Task description: State how many lines of the records contain the string "JSON". Give the number alone.

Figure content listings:
□ □ □

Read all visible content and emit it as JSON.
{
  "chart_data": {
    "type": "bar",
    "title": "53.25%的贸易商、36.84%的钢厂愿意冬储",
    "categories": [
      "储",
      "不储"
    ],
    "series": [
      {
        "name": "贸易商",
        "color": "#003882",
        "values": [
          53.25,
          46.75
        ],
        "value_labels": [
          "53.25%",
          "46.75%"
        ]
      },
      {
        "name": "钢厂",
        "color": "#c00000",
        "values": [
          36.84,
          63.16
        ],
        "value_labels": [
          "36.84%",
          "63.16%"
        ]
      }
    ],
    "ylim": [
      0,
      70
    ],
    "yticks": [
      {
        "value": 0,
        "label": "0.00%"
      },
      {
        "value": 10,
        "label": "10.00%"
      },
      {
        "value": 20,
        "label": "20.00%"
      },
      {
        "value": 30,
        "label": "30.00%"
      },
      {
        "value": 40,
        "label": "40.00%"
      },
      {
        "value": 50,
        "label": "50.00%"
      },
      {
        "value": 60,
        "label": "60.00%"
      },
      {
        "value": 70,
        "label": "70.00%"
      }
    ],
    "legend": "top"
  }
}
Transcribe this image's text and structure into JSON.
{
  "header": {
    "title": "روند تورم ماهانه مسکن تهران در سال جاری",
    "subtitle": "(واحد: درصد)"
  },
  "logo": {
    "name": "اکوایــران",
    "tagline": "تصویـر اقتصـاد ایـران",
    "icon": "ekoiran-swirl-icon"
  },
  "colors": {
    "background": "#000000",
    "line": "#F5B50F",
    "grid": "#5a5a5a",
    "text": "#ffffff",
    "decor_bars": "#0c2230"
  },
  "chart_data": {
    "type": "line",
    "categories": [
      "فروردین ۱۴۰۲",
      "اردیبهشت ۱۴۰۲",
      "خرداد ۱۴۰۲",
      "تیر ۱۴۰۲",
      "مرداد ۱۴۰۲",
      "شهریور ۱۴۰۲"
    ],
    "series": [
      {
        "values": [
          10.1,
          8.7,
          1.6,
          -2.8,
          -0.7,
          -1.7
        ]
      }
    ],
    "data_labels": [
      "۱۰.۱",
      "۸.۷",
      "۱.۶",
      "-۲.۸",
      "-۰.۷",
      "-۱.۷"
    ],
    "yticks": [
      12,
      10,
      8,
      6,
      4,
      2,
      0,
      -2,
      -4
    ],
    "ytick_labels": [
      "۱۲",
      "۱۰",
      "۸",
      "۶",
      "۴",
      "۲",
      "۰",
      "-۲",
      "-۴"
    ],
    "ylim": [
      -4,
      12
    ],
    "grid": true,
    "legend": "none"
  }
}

□ □ □

Exercise response: 2